_YOUR INSTRUCTIONS_. Extract the text of every entry below exactly; leave images out.

BEGIN STORED DATA

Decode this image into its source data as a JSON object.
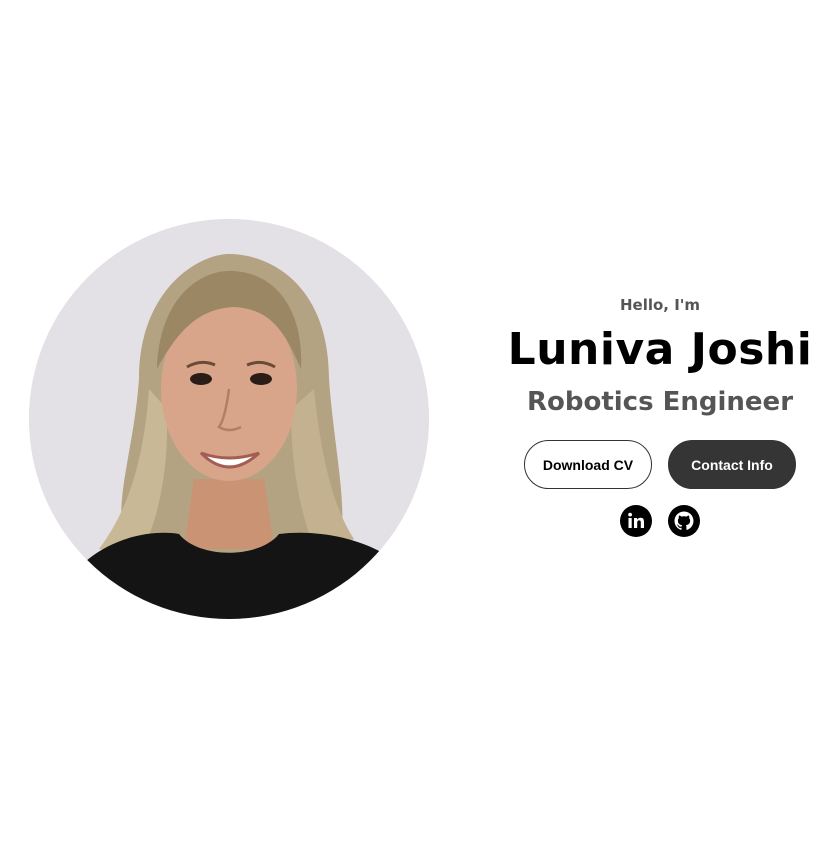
{
  "hero": {
    "greeting": "Hello, I'm",
    "name": "Luniva Joshi",
    "title": "Robotics Engineer",
    "profile_alt": "Luniva Joshi profile picture"
  },
  "buttons": {
    "download_cv": "Download CV",
    "contact_info": "Contact Info"
  },
  "socials": [
    {
      "icon": "linkedin-icon",
      "label": "LinkedIn"
    },
    {
      "icon": "github-icon",
      "label": "GitHub"
    }
  ],
  "colors": {
    "text_primary": "#000000",
    "text_secondary": "#555555",
    "button_dark": "#353535",
    "background": "#ffffff"
  }
}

END STORED DATA

_RESULT OF THE TASK_.
Decode this image into its source data as a JSON object.
{
  "hero": {
    "greeting": "Hello, I'm",
    "name": "Luniva Joshi",
    "title": "Robotics Engineer",
    "profile_alt": "Luniva Joshi profile picture"
  },
  "buttons": {
    "download_cv": "Download CV",
    "contact_info": "Contact Info"
  },
  "socials": [
    {
      "icon": "linkedin-icon",
      "label": "LinkedIn"
    },
    {
      "icon": "github-icon",
      "label": "GitHub"
    }
  ],
  "colors": {
    "text_primary": "#000000",
    "text_secondary": "#555555",
    "button_dark": "#353535",
    "background": "#ffffff"
  }
}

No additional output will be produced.